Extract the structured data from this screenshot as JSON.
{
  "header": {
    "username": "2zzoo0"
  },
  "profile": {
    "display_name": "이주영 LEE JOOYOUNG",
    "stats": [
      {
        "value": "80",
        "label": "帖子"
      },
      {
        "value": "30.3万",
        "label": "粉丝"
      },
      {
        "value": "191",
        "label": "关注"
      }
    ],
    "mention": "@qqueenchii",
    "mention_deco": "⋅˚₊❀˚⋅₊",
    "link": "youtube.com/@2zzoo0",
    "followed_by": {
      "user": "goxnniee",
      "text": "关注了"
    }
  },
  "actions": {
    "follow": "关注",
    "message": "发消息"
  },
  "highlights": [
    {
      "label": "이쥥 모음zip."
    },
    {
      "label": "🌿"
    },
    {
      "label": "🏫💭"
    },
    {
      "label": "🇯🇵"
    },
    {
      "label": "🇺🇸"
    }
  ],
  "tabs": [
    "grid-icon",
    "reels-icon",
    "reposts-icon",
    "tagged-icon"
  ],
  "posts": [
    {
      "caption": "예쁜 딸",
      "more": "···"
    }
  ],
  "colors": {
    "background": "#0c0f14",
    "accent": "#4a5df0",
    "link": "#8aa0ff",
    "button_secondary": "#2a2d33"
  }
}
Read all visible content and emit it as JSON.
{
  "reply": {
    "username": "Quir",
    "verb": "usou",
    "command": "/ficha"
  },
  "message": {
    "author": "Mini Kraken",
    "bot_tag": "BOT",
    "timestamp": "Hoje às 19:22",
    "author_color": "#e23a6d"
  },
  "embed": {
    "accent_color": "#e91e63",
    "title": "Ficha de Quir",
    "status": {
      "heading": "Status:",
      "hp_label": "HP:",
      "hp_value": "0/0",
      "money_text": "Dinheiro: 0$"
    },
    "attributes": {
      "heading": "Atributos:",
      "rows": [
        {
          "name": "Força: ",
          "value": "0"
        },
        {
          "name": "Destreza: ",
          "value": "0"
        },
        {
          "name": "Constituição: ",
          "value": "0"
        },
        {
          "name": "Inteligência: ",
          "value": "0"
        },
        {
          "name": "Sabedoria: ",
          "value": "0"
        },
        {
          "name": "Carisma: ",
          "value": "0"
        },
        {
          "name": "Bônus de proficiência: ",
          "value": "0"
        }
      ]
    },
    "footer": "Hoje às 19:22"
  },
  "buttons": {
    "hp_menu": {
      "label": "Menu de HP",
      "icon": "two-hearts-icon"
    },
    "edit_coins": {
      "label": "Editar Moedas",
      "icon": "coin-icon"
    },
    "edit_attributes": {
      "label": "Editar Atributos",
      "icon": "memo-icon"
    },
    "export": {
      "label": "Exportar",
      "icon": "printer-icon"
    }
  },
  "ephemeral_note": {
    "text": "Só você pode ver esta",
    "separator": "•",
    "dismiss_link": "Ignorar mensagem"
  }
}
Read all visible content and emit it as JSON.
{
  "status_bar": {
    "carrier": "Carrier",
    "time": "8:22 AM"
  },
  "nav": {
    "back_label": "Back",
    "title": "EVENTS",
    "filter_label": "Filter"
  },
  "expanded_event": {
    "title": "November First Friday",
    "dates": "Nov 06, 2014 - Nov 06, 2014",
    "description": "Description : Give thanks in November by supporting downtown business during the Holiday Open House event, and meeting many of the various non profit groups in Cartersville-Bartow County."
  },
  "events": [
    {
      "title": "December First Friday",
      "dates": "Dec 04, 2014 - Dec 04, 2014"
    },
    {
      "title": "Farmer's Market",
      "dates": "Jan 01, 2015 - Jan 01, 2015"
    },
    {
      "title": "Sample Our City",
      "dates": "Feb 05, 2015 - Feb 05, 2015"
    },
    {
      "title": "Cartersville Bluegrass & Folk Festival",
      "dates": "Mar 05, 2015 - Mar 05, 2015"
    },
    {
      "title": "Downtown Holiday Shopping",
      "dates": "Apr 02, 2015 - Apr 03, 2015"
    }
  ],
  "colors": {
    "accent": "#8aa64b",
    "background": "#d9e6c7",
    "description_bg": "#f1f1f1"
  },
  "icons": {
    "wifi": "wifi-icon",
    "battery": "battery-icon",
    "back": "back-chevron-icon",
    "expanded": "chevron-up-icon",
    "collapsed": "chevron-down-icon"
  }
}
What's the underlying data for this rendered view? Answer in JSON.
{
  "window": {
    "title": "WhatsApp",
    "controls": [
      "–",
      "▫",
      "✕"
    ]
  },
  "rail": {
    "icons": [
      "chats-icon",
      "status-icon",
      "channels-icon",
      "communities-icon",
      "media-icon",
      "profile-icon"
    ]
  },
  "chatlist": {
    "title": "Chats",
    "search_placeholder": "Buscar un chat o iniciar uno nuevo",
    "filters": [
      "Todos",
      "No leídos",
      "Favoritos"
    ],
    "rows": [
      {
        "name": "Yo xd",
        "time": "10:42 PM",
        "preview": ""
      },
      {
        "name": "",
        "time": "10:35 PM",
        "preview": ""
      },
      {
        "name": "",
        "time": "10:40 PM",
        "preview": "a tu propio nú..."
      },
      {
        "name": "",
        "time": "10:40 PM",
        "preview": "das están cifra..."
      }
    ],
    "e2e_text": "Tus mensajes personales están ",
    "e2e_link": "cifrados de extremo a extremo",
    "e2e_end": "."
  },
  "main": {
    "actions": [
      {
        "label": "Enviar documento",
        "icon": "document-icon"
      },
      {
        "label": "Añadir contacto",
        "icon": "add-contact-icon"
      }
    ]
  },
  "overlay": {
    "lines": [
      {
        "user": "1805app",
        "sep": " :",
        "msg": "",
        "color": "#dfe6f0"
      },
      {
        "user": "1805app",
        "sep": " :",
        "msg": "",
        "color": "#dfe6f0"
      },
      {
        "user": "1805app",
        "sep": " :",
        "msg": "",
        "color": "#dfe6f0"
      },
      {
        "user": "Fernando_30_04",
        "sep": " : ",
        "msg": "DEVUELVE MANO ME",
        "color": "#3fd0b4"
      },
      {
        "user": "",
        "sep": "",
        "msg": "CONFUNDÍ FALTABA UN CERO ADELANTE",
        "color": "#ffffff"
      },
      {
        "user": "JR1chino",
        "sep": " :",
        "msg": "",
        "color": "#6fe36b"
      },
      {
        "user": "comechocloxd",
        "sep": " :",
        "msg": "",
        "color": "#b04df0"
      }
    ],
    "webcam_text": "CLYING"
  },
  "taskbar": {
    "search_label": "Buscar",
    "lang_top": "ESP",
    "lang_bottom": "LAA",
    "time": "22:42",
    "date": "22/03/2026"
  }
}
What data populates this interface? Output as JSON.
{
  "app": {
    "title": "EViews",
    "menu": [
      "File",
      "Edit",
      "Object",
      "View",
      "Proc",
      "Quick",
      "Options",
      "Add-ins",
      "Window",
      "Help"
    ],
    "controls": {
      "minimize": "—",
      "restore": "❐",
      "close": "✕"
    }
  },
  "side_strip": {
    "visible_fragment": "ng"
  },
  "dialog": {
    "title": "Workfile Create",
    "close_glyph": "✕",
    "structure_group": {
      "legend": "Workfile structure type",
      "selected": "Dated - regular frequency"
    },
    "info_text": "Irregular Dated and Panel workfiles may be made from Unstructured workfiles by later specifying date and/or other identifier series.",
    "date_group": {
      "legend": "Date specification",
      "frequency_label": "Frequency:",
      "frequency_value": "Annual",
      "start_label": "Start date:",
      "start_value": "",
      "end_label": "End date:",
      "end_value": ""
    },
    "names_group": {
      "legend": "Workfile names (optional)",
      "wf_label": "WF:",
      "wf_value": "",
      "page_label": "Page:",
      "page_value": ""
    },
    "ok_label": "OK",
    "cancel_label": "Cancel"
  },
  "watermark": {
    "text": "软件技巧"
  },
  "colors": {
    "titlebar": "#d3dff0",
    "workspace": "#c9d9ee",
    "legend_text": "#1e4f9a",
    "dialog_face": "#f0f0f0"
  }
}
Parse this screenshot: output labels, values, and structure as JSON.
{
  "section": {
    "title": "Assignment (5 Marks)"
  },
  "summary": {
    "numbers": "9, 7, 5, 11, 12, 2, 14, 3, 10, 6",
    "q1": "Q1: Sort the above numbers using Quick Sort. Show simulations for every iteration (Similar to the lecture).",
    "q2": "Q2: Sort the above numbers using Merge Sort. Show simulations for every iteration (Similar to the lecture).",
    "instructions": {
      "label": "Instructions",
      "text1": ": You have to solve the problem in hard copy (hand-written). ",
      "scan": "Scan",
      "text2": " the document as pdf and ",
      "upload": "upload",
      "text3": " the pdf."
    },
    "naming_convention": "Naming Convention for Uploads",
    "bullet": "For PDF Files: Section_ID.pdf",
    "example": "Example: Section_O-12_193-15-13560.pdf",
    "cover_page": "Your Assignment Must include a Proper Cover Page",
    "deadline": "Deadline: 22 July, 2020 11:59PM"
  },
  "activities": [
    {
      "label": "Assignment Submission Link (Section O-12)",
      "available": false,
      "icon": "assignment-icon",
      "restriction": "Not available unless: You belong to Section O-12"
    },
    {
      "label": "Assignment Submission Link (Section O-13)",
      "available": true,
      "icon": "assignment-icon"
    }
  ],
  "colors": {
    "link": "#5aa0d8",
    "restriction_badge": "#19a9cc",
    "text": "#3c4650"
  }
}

WORK TO DO: Go through the material line by line. Show each line that contains the string "iteration".

RESULT:
    "q1": "Q1: Sort the above numbers using Quick Sort. Show simulations for every iteration (Similar to the lecture).",
    "q2": "Q2: Sort the above numbers using Merge Sort. Show simulations for every iteration (Similar to the lecture).",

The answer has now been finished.